Quote the lines from the line containing "cloud-cell — [727, 233, 736, 242]" to the line containing "cloud-cell — [822, 662, 832, 671]", both included.
— START OF Source material —
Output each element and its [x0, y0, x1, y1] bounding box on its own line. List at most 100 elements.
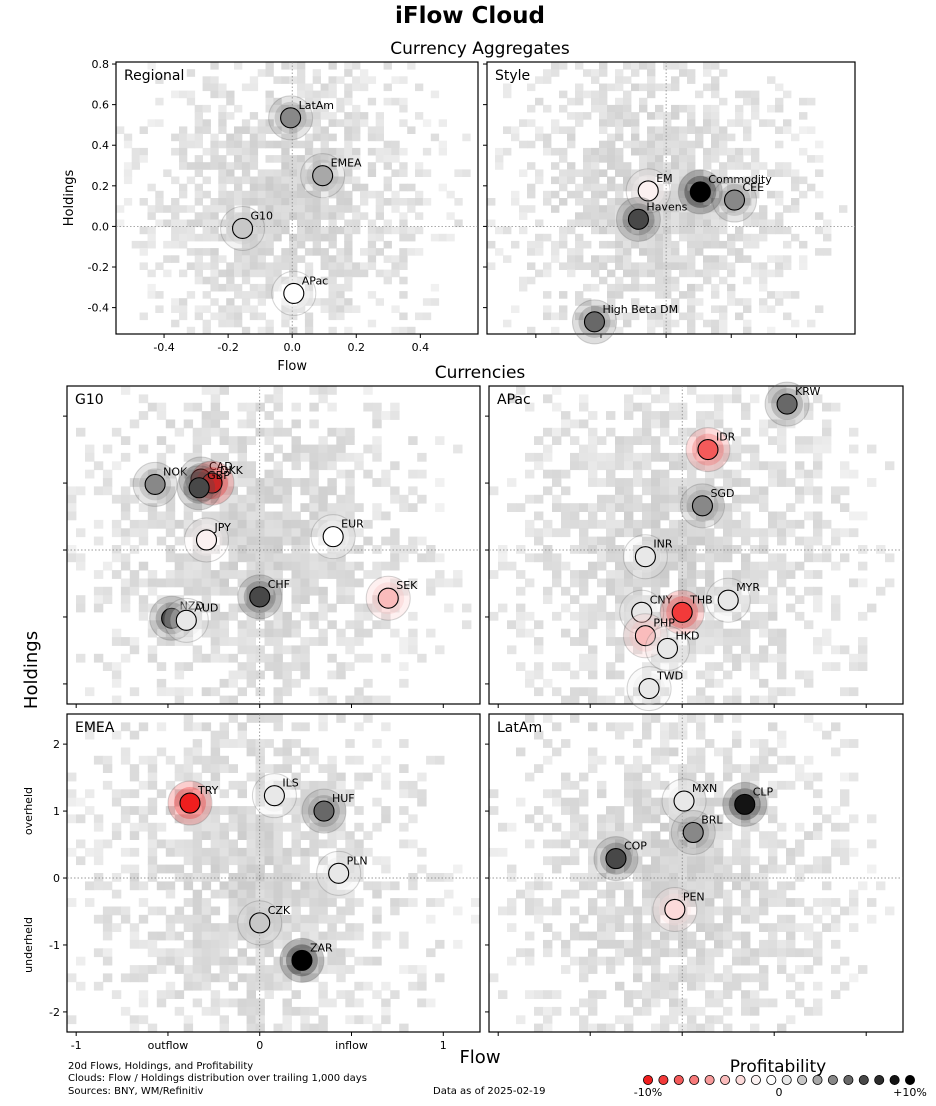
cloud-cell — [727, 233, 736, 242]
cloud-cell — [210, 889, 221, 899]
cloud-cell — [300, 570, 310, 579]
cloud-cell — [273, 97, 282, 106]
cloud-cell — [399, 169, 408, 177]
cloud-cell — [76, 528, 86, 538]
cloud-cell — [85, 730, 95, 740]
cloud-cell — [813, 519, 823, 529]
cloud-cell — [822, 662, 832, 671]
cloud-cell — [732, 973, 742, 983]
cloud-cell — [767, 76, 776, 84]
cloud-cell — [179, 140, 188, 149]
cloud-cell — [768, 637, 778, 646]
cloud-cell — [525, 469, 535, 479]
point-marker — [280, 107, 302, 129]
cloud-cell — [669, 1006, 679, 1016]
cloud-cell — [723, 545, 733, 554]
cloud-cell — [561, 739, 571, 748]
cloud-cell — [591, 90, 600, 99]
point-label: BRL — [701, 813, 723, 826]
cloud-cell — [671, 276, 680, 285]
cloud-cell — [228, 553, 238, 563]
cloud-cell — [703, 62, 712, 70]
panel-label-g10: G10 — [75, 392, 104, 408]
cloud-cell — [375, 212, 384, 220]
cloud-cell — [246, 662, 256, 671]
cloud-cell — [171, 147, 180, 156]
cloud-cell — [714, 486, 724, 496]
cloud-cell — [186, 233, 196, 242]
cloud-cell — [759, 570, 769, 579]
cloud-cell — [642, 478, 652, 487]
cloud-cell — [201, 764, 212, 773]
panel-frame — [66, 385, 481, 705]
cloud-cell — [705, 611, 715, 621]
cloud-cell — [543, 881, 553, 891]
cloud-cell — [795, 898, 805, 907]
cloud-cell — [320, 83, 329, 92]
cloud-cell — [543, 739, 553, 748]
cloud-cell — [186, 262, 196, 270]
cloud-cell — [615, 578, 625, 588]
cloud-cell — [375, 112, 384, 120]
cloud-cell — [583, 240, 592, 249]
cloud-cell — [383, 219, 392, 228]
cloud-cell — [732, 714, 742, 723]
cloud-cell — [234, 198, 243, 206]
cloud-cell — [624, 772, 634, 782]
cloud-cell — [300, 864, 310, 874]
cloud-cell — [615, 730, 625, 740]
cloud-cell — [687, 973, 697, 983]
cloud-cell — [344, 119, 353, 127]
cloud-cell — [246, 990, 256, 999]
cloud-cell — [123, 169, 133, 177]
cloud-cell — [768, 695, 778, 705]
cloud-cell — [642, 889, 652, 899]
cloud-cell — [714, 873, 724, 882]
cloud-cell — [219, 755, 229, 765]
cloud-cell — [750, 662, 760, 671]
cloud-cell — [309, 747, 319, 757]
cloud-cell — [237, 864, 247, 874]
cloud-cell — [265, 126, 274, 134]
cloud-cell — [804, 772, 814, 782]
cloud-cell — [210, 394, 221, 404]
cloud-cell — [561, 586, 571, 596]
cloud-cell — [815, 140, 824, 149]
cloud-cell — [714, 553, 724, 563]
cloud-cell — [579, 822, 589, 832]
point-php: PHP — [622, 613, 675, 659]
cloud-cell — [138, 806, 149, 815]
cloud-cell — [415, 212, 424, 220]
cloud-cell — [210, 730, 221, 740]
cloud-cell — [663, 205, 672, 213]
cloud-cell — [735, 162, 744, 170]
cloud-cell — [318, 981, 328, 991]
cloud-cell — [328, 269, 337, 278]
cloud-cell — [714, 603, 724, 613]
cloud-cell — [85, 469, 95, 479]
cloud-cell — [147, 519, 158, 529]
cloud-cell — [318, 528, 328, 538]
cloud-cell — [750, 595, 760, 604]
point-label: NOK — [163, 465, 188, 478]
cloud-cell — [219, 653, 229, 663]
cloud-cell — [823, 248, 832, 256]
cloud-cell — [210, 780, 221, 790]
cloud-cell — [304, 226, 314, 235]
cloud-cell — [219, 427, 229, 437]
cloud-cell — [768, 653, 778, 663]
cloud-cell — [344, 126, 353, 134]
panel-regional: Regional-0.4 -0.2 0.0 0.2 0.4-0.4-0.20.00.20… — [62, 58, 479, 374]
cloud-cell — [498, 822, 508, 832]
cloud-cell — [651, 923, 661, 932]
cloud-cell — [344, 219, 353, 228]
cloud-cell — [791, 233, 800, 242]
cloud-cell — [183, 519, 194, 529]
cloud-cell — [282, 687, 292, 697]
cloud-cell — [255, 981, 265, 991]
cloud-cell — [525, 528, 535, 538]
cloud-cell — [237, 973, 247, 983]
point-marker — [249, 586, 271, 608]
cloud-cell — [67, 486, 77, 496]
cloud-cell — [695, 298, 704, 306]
— END OF Source material —
Reply:
cloud-cell — [727, 233, 736, 242]
cloud-cell — [210, 889, 221, 899]
cloud-cell — [300, 570, 310, 579]
cloud-cell — [273, 97, 282, 106]
cloud-cell — [399, 169, 408, 177]
cloud-cell — [76, 528, 86, 538]
cloud-cell — [85, 730, 95, 740]
cloud-cell — [813, 519, 823, 529]
cloud-cell — [822, 662, 832, 671]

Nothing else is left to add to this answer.